Stored data:
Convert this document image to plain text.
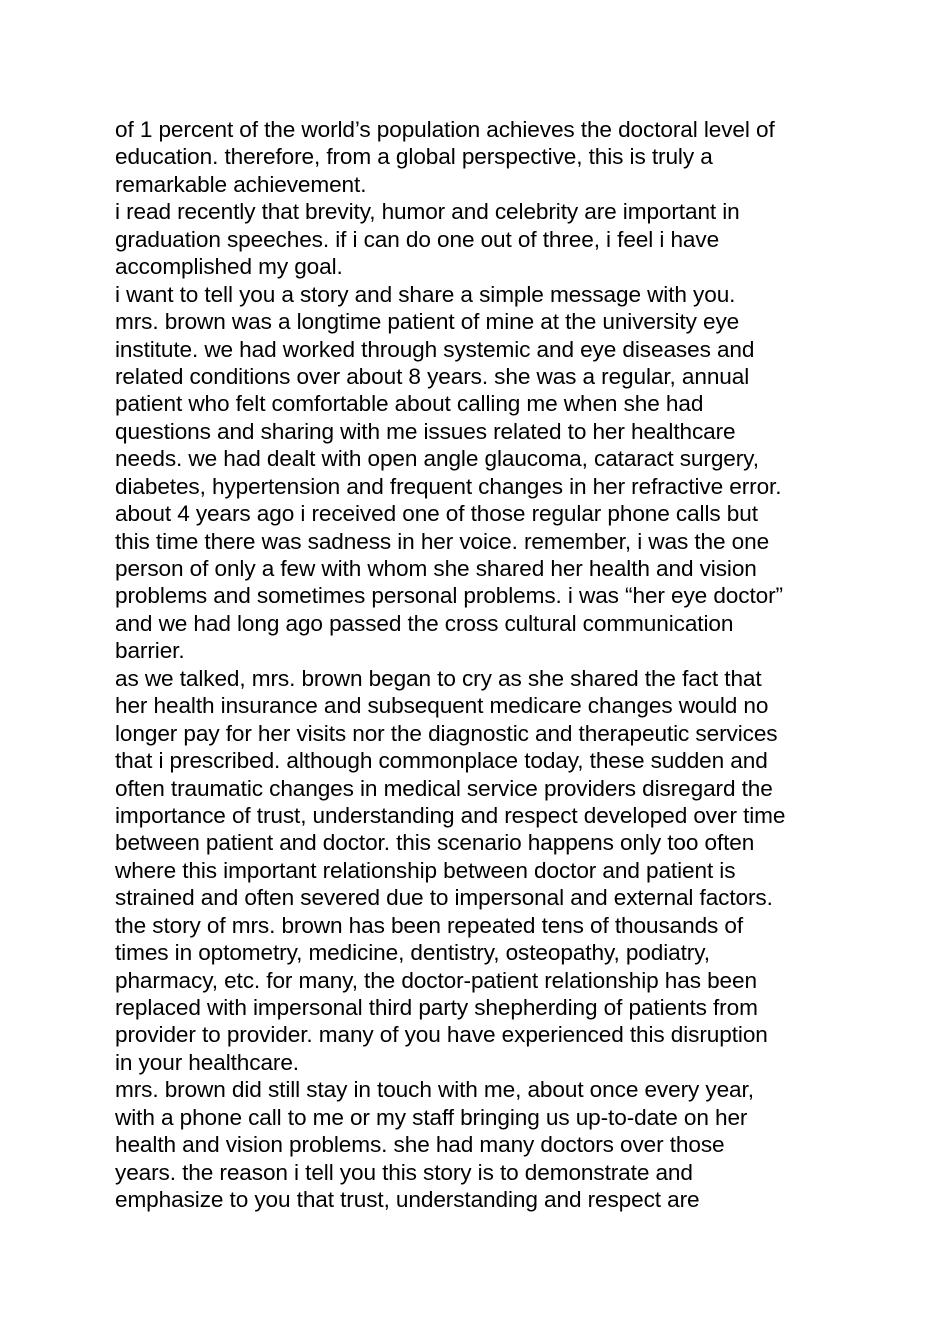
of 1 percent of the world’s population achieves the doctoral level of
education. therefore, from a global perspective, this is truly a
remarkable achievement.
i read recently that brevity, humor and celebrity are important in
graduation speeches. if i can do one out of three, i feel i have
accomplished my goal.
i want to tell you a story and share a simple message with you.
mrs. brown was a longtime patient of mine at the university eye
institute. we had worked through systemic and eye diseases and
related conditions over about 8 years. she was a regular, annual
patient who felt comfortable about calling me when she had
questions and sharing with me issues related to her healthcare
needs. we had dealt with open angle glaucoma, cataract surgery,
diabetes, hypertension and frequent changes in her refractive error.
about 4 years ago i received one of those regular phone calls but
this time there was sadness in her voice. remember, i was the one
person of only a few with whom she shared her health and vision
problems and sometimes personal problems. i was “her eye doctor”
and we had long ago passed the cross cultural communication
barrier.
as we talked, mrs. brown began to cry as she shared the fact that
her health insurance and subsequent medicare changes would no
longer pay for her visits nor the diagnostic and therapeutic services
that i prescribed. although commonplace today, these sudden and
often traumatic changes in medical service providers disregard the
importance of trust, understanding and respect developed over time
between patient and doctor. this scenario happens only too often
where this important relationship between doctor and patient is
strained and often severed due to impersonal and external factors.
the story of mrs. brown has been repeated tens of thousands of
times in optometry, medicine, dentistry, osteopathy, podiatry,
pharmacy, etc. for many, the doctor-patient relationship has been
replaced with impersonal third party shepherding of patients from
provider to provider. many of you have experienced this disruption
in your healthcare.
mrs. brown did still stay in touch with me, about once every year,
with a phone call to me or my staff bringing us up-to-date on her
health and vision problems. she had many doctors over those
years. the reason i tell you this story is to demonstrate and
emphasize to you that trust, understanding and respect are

## EXERCISE INSTRUCTIONS:
Every line of the entries above that includes "years" should be copied.

## WRITTEN ANSWER:
related conditions over about 8 years. she was a regular, annual
about 4 years ago i received one of those regular phone calls but
years. the reason i tell you this story is to demonstrate and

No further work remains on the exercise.